### Input data

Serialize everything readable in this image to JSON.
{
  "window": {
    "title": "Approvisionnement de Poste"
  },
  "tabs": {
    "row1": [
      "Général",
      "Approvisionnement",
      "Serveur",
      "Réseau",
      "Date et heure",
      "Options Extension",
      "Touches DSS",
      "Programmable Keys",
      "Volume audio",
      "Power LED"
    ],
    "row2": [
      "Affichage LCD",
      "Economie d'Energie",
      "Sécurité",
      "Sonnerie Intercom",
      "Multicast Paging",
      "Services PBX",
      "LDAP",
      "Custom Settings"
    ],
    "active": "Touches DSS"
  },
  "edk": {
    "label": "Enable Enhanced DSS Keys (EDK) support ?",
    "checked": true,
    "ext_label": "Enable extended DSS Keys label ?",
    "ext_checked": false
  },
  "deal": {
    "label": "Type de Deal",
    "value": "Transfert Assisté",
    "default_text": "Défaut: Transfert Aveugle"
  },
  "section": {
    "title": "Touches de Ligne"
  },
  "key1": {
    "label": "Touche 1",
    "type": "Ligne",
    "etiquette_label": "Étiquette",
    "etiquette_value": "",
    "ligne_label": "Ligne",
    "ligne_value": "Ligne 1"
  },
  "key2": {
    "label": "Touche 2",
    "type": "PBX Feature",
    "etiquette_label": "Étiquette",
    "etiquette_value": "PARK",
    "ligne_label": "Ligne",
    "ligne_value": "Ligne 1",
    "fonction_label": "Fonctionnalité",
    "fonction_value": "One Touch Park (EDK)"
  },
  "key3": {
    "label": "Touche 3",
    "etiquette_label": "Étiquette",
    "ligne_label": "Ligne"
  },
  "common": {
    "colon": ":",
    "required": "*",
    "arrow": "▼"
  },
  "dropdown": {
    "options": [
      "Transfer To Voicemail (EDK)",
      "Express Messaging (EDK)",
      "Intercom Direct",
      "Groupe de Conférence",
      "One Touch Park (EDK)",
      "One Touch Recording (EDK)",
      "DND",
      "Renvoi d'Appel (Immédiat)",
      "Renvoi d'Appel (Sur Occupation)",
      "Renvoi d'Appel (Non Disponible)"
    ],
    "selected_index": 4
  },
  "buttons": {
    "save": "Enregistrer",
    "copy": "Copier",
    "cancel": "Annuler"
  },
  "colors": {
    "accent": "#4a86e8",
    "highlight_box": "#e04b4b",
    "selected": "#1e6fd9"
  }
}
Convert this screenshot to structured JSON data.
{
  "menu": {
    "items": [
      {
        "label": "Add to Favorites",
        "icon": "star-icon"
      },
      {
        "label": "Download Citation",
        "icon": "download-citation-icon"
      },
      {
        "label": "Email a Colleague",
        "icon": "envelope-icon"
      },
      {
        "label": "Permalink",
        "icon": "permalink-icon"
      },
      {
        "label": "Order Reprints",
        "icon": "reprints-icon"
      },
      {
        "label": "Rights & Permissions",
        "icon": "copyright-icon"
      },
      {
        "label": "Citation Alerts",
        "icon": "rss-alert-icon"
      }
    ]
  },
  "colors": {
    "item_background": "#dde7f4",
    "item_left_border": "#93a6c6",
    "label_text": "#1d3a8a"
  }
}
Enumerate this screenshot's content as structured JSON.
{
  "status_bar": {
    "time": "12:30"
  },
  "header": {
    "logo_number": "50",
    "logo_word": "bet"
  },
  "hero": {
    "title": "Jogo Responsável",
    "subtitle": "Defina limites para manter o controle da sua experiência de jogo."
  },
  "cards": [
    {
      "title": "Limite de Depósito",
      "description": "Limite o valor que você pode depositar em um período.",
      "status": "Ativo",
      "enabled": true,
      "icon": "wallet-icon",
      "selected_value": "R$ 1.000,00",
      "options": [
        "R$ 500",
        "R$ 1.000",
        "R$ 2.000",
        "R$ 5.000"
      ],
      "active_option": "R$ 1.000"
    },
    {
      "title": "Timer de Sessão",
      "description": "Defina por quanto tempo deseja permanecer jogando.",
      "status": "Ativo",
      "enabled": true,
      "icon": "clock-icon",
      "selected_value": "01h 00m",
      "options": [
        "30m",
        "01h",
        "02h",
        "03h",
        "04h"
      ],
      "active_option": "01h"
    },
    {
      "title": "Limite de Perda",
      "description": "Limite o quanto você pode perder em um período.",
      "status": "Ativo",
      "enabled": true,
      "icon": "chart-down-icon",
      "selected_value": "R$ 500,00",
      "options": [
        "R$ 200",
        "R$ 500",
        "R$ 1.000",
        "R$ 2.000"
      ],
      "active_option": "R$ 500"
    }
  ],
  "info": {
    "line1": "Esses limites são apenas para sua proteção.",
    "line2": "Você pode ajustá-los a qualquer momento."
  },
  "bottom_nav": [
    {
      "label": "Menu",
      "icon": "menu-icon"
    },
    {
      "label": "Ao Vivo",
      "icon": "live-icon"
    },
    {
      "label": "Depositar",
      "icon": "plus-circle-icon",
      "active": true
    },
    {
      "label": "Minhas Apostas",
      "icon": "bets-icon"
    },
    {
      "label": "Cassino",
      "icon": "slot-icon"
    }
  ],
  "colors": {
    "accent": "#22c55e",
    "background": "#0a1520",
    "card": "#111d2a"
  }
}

### Exercise directions
Quote the listing in full, please, keeping every line exact.

### Output of the exercise
Serialize everything readable in this image to JSON.
{
  "window": {
    "title": "Approvisionnement de Poste"
  },
  "tabs": {
    "row1": [
      "Général",
      "Approvisionnement",
      "Serveur",
      "Réseau",
      "Date et heure",
      "Options Extension",
      "Touches DSS",
      "Programmable Keys",
      "Volume audio",
      "Power LED"
    ],
    "row2": [
      "Affichage LCD",
      "Economie d'Energie",
      "Sécurité",
      "Sonnerie Intercom",
      "Multicast Paging",
      "Services PBX",
      "LDAP",
      "Custom Settings"
    ],
    "active": "Touches DSS"
  },
  "edk": {
    "label": "Enable Enhanced DSS Keys (EDK) support ?",
    "checked": true,
    "ext_label": "Enable extended DSS Keys label ?",
    "ext_checked": false
  },
  "deal": {
    "label": "Type de Deal",
    "value": "Transfert Assisté",
    "default_text": "Défaut: Transfert Aveugle"
  },
  "section": {
    "title": "Touches de Ligne"
  },
  "key1": {
    "label": "Touche 1",
    "type": "Ligne",
    "etiquette_label": "Étiquette",
    "etiquette_value": "",
    "ligne_label": "Ligne",
    "ligne_value": "Ligne 1"
  },
  "key2": {
    "label": "Touche 2",
    "type": "PBX Feature",
    "etiquette_label": "Étiquette",
    "etiquette_value": "PARK",
    "ligne_label": "Ligne",
    "ligne_value": "Ligne 1",
    "fonction_label": "Fonctionnalité",
    "fonction_value": "One Touch Park (EDK)"
  },
  "key3": {
    "label": "Touche 3",
    "etiquette_label": "Étiquette",
    "ligne_label": "Ligne"
  },
  "common": {
    "colon": ":",
    "required": "*",
    "arrow": "▼"
  },
  "dropdown": {
    "options": [
      "Transfer To Voicemail (EDK)",
      "Express Messaging (EDK)",
      "Intercom Direct",
      "Groupe de Conférence",
      "One Touch Park (EDK)",
      "One Touch Recording (EDK)",
      "DND",
      "Renvoi d'Appel (Immédiat)",
      "Renvoi d'Appel (Sur Occupation)",
      "Renvoi d'Appel (Non Disponible)"
    ],
    "selected_index": 4
  },
  "buttons": {
    "save": "Enregistrer",
    "copy": "Copier",
    "cancel": "Annuler"
  },
  "colors": {
    "accent": "#4a86e8",
    "highlight_box": "#e04b4b",
    "selected": "#1e6fd9"
  }
}
Convert this screenshot to structured JSON data.
{
  "menu": {
    "items": [
      {
        "label": "Add to Favorites",
        "icon": "star-icon"
      },
      {
        "label": "Download Citation",
        "icon": "download-citation-icon"
      },
      {
        "label": "Email a Colleague",
        "icon": "envelope-icon"
      },
      {
        "label": "Permalink",
        "icon": "permalink-icon"
      },
      {
        "label": "Order Reprints",
        "icon": "reprints-icon"
      },
      {
        "label": "Rights & Permissions",
        "icon": "copyright-icon"
      },
      {
        "label": "Citation Alerts",
        "icon": "rss-alert-icon"
      }
    ]
  },
  "colors": {
    "item_background": "#dde7f4",
    "item_left_border": "#93a6c6",
    "label_text": "#1d3a8a"
  }
}
Enumerate this screenshot's content as structured JSON.
{
  "status_bar": {
    "time": "12:30"
  },
  "header": {
    "logo_number": "50",
    "logo_word": "bet"
  },
  "hero": {
    "title": "Jogo Responsável",
    "subtitle": "Defina limites para manter o controle da sua experiência de jogo."
  },
  "cards": [
    {
      "title": "Limite de Depósito",
      "description": "Limite o valor que você pode depositar em um período.",
      "status": "Ativo",
      "enabled": true,
      "icon": "wallet-icon",
      "selected_value": "R$ 1.000,00",
      "options": [
        "R$ 500",
        "R$ 1.000",
        "R$ 2.000",
        "R$ 5.000"
      ],
      "active_option": "R$ 1.000"
    },
    {
      "title": "Timer de Sessão",
      "description": "Defina por quanto tempo deseja permanecer jogando.",
      "status": "Ativo",
      "enabled": true,
      "icon": "clock-icon",
      "selected_value": "01h 00m",
      "options": [
        "30m",
        "01h",
        "02h",
        "03h",
        "04h"
      ],
      "active_option": "01h"
    },
    {
      "title": "Limite de Perda",
      "description": "Limite o quanto você pode perder em um período.",
      "status": "Ativo",
      "enabled": true,
      "icon": "chart-down-icon",
      "selected_value": "R$ 500,00",
      "options": [
        "R$ 200",
        "R$ 500",
        "R$ 1.000",
        "R$ 2.000"
      ],
      "active_option": "R$ 500"
    }
  ],
  "info": {
    "line1": "Esses limites são apenas para sua proteção.",
    "line2": "Você pode ajustá-los a qualquer momento."
  },
  "bottom_nav": [
    {
      "label": "Menu",
      "icon": "menu-icon"
    },
    {
      "label": "Ao Vivo",
      "icon": "live-icon"
    },
    {
      "label": "Depositar",
      "icon": "plus-circle-icon",
      "active": true
    },
    {
      "label": "Minhas Apostas",
      "icon": "bets-icon"
    },
    {
      "label": "Cassino",
      "icon": "slot-icon"
    }
  ],
  "colors": {
    "accent": "#22c55e",
    "background": "#0a1520",
    "card": "#111d2a"
  }
}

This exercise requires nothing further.